++++ Data for processing ++++

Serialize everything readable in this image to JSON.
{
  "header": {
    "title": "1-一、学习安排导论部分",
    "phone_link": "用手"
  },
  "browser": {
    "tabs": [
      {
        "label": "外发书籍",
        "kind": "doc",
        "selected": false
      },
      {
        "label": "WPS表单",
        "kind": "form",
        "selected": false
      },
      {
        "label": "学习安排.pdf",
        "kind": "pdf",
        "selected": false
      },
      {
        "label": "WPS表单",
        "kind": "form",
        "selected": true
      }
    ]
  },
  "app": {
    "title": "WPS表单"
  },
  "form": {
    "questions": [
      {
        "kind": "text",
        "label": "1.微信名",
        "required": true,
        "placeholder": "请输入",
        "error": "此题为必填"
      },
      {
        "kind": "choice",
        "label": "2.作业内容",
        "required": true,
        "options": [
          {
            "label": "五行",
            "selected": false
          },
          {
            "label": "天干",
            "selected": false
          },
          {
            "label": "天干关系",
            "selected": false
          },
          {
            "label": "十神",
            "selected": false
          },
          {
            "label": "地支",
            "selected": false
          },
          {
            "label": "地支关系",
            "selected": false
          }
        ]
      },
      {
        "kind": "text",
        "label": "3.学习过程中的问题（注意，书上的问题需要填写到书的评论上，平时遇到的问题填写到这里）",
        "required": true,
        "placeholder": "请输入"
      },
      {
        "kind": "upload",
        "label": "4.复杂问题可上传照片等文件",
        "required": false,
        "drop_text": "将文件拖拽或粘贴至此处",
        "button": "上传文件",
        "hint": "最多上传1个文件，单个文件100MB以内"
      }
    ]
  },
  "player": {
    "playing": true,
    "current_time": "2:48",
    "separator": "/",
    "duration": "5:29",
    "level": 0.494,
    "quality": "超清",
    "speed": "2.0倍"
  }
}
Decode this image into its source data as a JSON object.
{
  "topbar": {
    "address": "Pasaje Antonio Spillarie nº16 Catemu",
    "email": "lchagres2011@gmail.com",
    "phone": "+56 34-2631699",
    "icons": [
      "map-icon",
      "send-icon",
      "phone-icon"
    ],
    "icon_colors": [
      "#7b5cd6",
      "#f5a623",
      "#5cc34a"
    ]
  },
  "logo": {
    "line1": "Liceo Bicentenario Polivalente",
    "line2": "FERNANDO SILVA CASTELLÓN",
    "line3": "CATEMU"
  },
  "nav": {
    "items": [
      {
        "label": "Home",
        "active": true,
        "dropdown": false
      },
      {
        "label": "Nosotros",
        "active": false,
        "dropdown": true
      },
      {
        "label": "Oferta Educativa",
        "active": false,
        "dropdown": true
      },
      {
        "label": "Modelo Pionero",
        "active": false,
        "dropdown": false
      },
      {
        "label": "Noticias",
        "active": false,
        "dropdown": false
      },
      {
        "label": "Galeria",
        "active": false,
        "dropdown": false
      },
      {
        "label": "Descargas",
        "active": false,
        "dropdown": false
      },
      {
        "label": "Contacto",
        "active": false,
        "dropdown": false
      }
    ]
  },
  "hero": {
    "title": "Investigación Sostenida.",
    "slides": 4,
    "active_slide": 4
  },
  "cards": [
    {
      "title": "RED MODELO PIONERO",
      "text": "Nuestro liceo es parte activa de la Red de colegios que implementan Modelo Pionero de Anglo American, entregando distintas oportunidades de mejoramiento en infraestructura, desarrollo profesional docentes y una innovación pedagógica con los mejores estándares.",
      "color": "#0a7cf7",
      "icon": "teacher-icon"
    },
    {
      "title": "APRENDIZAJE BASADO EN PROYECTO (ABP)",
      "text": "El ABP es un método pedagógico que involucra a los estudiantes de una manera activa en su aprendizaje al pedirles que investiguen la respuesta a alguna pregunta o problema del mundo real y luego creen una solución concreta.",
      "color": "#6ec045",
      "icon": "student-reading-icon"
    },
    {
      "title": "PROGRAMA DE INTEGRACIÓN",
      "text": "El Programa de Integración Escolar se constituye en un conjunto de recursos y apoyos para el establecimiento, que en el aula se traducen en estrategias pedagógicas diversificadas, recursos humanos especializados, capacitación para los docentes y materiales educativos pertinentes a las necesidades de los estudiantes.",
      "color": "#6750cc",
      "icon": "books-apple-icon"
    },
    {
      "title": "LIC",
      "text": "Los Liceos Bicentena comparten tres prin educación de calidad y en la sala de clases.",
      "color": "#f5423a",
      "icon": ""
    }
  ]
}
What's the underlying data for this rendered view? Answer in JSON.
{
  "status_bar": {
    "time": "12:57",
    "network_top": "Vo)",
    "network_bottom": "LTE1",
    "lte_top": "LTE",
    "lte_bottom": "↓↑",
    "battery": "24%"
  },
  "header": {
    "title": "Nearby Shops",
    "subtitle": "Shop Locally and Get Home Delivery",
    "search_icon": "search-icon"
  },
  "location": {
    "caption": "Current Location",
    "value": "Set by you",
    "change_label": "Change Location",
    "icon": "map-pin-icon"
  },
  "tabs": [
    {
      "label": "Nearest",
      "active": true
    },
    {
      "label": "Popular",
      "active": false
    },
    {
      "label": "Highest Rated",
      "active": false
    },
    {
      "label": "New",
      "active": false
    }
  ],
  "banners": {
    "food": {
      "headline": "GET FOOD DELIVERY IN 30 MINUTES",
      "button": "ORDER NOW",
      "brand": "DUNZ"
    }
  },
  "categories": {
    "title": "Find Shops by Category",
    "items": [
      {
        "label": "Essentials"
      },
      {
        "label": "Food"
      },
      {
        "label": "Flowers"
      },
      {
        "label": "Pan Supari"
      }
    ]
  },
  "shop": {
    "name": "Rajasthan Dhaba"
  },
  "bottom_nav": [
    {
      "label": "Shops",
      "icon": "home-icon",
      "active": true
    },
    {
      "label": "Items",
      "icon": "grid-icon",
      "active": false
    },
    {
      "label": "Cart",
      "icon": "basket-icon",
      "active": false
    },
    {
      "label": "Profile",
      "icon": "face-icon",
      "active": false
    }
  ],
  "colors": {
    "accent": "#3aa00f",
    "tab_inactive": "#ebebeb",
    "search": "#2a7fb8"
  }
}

++++

» What is being asked
Retype the entries one by one, exactly.

» Output for this exercise
Serialize everything readable in this image to JSON.
{
  "header": {
    "title": "1-一、学习安排导论部分",
    "phone_link": "用手"
  },
  "browser": {
    "tabs": [
      {
        "label": "外发书籍",
        "kind": "doc",
        "selected": false
      },
      {
        "label": "WPS表单",
        "kind": "form",
        "selected": false
      },
      {
        "label": "学习安排.pdf",
        "kind": "pdf",
        "selected": false
      },
      {
        "label": "WPS表单",
        "kind": "form",
        "selected": true
      }
    ]
  },
  "app": {
    "title": "WPS表单"
  },
  "form": {
    "questions": [
      {
        "kind": "text",
        "label": "1.微信名",
        "required": true,
        "placeholder": "请输入",
        "error": "此题为必填"
      },
      {
        "kind": "choice",
        "label": "2.作业内容",
        "required": true,
        "options": [
          {
            "label": "五行",
            "selected": false
          },
          {
            "label": "天干",
            "selected": false
          },
          {
            "label": "天干关系",
            "selected": false
          },
          {
            "label": "十神",
            "selected": false
          },
          {
            "label": "地支",
            "selected": false
          },
          {
            "label": "地支关系",
            "selected": false
          }
        ]
      },
      {
        "kind": "text",
        "label": "3.学习过程中的问题（注意，书上的问题需要填写到书的评论上，平时遇到的问题填写到这里）",
        "required": true,
        "placeholder": "请输入"
      },
      {
        "kind": "upload",
        "label": "4.复杂问题可上传照片等文件",
        "required": false,
        "drop_text": "将文件拖拽或粘贴至此处",
        "button": "上传文件",
        "hint": "最多上传1个文件，单个文件100MB以内"
      }
    ]
  },
  "player": {
    "playing": true,
    "current_time": "2:48",
    "separator": "/",
    "duration": "5:29",
    "level": 0.494,
    "quality": "超清",
    "speed": "2.0倍"
  }
}
Decode this image into its source data as a JSON object.
{
  "topbar": {
    "address": "Pasaje Antonio Spillarie nº16 Catemu",
    "email": "lchagres2011@gmail.com",
    "phone": "+56 34-2631699",
    "icons": [
      "map-icon",
      "send-icon",
      "phone-icon"
    ],
    "icon_colors": [
      "#7b5cd6",
      "#f5a623",
      "#5cc34a"
    ]
  },
  "logo": {
    "line1": "Liceo Bicentenario Polivalente",
    "line2": "FERNANDO SILVA CASTELLÓN",
    "line3": "CATEMU"
  },
  "nav": {
    "items": [
      {
        "label": "Home",
        "active": true,
        "dropdown": false
      },
      {
        "label": "Nosotros",
        "active": false,
        "dropdown": true
      },
      {
        "label": "Oferta Educativa",
        "active": false,
        "dropdown": true
      },
      {
        "label": "Modelo Pionero",
        "active": false,
        "dropdown": false
      },
      {
        "label": "Noticias",
        "active": false,
        "dropdown": false
      },
      {
        "label": "Galeria",
        "active": false,
        "dropdown": false
      },
      {
        "label": "Descargas",
        "active": false,
        "dropdown": false
      },
      {
        "label": "Contacto",
        "active": false,
        "dropdown": false
      }
    ]
  },
  "hero": {
    "title": "Investigación Sostenida.",
    "slides": 4,
    "active_slide": 4
  },
  "cards": [
    {
      "title": "RED MODELO PIONERO",
      "text": "Nuestro liceo es parte activa de la Red de colegios que implementan Modelo Pionero de Anglo American, entregando distintas oportunidades de mejoramiento en infraestructura, desarrollo profesional docentes y una innovación pedagógica con los mejores estándares.",
      "color": "#0a7cf7",
      "icon": "teacher-icon"
    },
    {
      "title": "APRENDIZAJE BASADO EN PROYECTO (ABP)",
      "text": "El ABP es un método pedagógico que involucra a los estudiantes de una manera activa en su aprendizaje al pedirles que investiguen la respuesta a alguna pregunta o problema del mundo real y luego creen una solución concreta.",
      "color": "#6ec045",
      "icon": "student-reading-icon"
    },
    {
      "title": "PROGRAMA DE INTEGRACIÓN",
      "text": "El Programa de Integración Escolar se constituye en un conjunto de recursos y apoyos para el establecimiento, que en el aula se traducen en estrategias pedagógicas diversificadas, recursos humanos especializados, capacitación para los docentes y materiales educativos pertinentes a las necesidades de los estudiantes.",
      "color": "#6750cc",
      "icon": "books-apple-icon"
    },
    {
      "title": "LIC",
      "text": "Los Liceos Bicentena comparten tres prin educación de calidad y en la sala de clases.",
      "color": "#f5423a",
      "icon": ""
    }
  ]
}
What's the underlying data for this rendered view? Answer in JSON.
{
  "status_bar": {
    "time": "12:57",
    "network_top": "Vo)",
    "network_bottom": "LTE1",
    "lte_top": "LTE",
    "lte_bottom": "↓↑",
    "battery": "24%"
  },
  "header": {
    "title": "Nearby Shops",
    "subtitle": "Shop Locally and Get Home Delivery",
    "search_icon": "search-icon"
  },
  "location": {
    "caption": "Current Location",
    "value": "Set by you",
    "change_label": "Change Location",
    "icon": "map-pin-icon"
  },
  "tabs": [
    {
      "label": "Nearest",
      "active": true
    },
    {
      "label": "Popular",
      "active": false
    },
    {
      "label": "Highest Rated",
      "active": false
    },
    {
      "label": "New",
      "active": false
    }
  ],
  "banners": {
    "food": {
      "headline": "GET FOOD DELIVERY IN 30 MINUTES",
      "button": "ORDER NOW",
      "brand": "DUNZ"
    }
  },
  "categories": {
    "title": "Find Shops by Category",
    "items": [
      {
        "label": "Essentials"
      },
      {
        "label": "Food"
      },
      {
        "label": "Flowers"
      },
      {
        "label": "Pan Supari"
      }
    ]
  },
  "shop": {
    "name": "Rajasthan Dhaba"
  },
  "bottom_nav": [
    {
      "label": "Shops",
      "icon": "home-icon",
      "active": true
    },
    {
      "label": "Items",
      "icon": "grid-icon",
      "active": false
    },
    {
      "label": "Cart",
      "icon": "basket-icon",
      "active": false
    },
    {
      "label": "Profile",
      "icon": "face-icon",
      "active": false
    }
  ],
  "colors": {
    "accent": "#3aa00f",
    "tab_inactive": "#ebebeb",
    "search": "#2a7fb8"
  }
}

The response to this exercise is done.